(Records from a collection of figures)
......
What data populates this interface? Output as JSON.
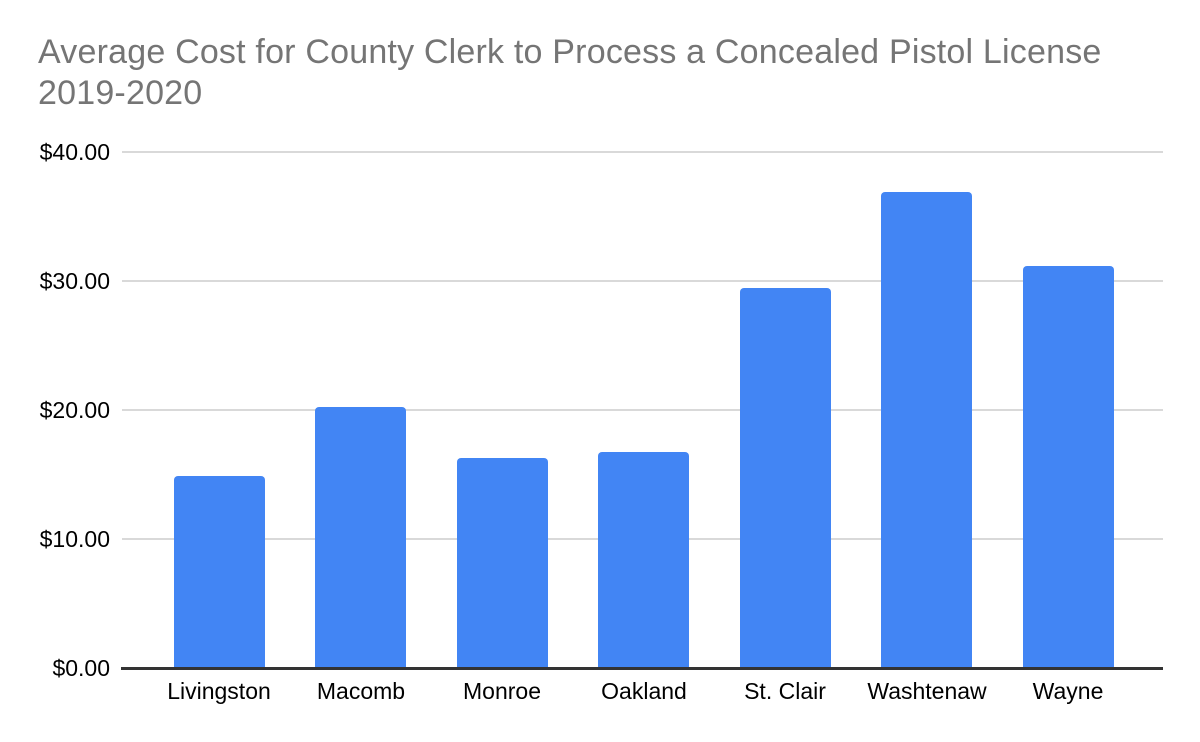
{
  "chart_data": {
    "type": "bar",
    "title": "Average Cost for County Clerk to Process a Concealed Pistol License 2019-2020",
    "categories": [
      "Livingston",
      "Macomb",
      "Monroe",
      "Oakland",
      "St. Clair",
      "Washtenaw",
      "Wayne"
    ],
    "values": [
      14.8,
      20.15,
      16.2,
      16.7,
      29.4,
      36.8,
      31.1
    ],
    "series_name": "Average Cost",
    "xlabel": "",
    "ylabel": "",
    "ylim": [
      0,
      40
    ],
    "y_ticks": [
      {
        "value": 0,
        "label": "$0.00"
      },
      {
        "value": 10,
        "label": "$10.00"
      },
      {
        "value": 20,
        "label": "$20.00"
      },
      {
        "value": 30,
        "label": "$30.00"
      },
      {
        "value": 40,
        "label": "$40.00"
      }
    ],
    "grid": "horizontal",
    "legend_position": "none",
    "bar_color": "#4285f4"
  },
  "colors": {
    "title_text": "#757575",
    "axis_label_text": "#000000",
    "gridline": "#d9d9d9",
    "axis_baseline": "#333333",
    "background": "#ffffff"
  }
}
......
● **STATED GOAL**:
Pictures stay out of the copy; please restate every record above exactly.

● **THE SOLUTION**:
What data populates this interface? Output as JSON.
{
  "chart_data": {
    "type": "bar",
    "title": "Average Cost for County Clerk to Process a Concealed Pistol License 2019-2020",
    "categories": [
      "Livingston",
      "Macomb",
      "Monroe",
      "Oakland",
      "St. Clair",
      "Washtenaw",
      "Wayne"
    ],
    "values": [
      14.8,
      20.15,
      16.2,
      16.7,
      29.4,
      36.8,
      31.1
    ],
    "series_name": "Average Cost",
    "xlabel": "",
    "ylabel": "",
    "ylim": [
      0,
      40
    ],
    "y_ticks": [
      {
        "value": 0,
        "label": "$0.00"
      },
      {
        "value": 10,
        "label": "$10.00"
      },
      {
        "value": 20,
        "label": "$20.00"
      },
      {
        "value": 30,
        "label": "$30.00"
      },
      {
        "value": 40,
        "label": "$40.00"
      }
    ],
    "grid": "horizontal",
    "legend_position": "none",
    "bar_color": "#4285f4"
  },
  "colors": {
    "title_text": "#757575",
    "axis_label_text": "#000000",
    "gridline": "#d9d9d9",
    "axis_baseline": "#333333",
    "background": "#ffffff"
  }
}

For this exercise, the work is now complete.